**Challenge:** Collect each line containing "this".

[Collected data]
+ + +

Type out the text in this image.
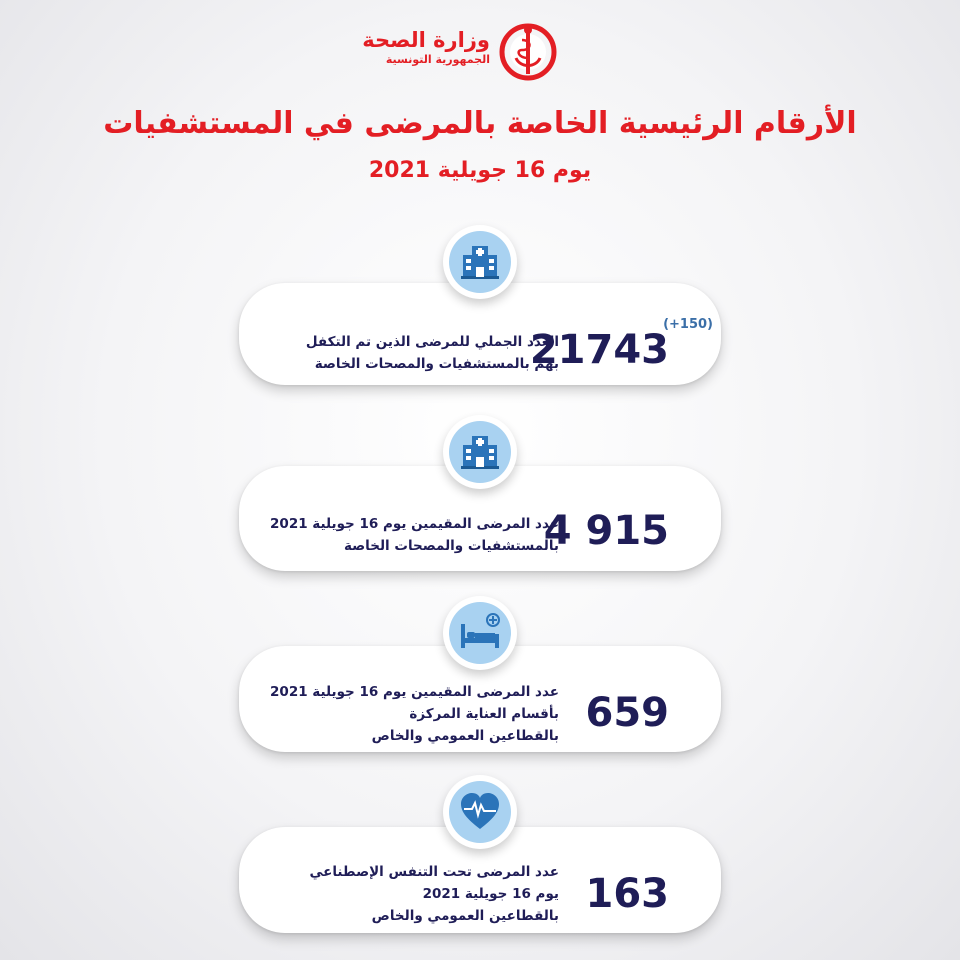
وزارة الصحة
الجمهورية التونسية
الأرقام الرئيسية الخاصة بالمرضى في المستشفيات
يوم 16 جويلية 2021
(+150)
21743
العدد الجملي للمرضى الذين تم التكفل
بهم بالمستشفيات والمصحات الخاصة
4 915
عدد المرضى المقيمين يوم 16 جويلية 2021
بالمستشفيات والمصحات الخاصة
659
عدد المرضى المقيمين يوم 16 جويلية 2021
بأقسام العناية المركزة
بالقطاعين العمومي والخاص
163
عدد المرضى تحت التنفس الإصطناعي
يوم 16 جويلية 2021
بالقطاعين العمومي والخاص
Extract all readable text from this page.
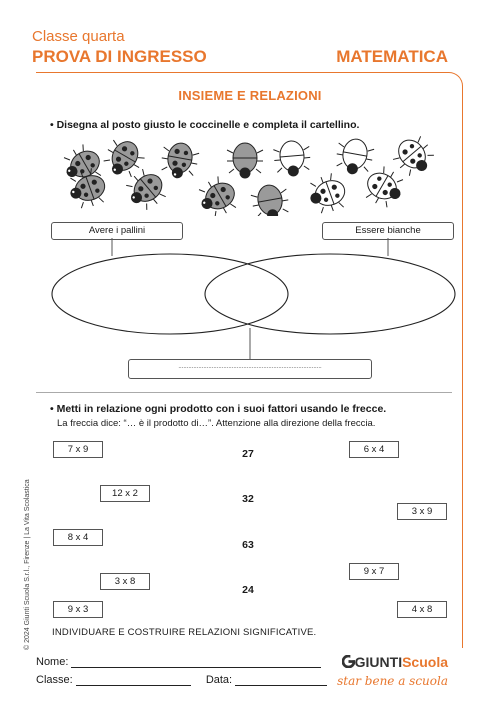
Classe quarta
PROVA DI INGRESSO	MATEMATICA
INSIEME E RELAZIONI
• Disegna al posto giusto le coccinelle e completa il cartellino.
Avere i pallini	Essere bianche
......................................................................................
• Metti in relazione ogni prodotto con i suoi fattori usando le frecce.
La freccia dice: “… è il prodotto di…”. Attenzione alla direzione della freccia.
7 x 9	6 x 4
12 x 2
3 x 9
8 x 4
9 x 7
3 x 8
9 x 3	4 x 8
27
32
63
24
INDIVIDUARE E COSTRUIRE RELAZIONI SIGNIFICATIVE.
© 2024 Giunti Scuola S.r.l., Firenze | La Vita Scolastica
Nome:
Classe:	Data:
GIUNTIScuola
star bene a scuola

+ + +

**Exercise result:**
Type out the text in this image.
Extract all readable text from this page.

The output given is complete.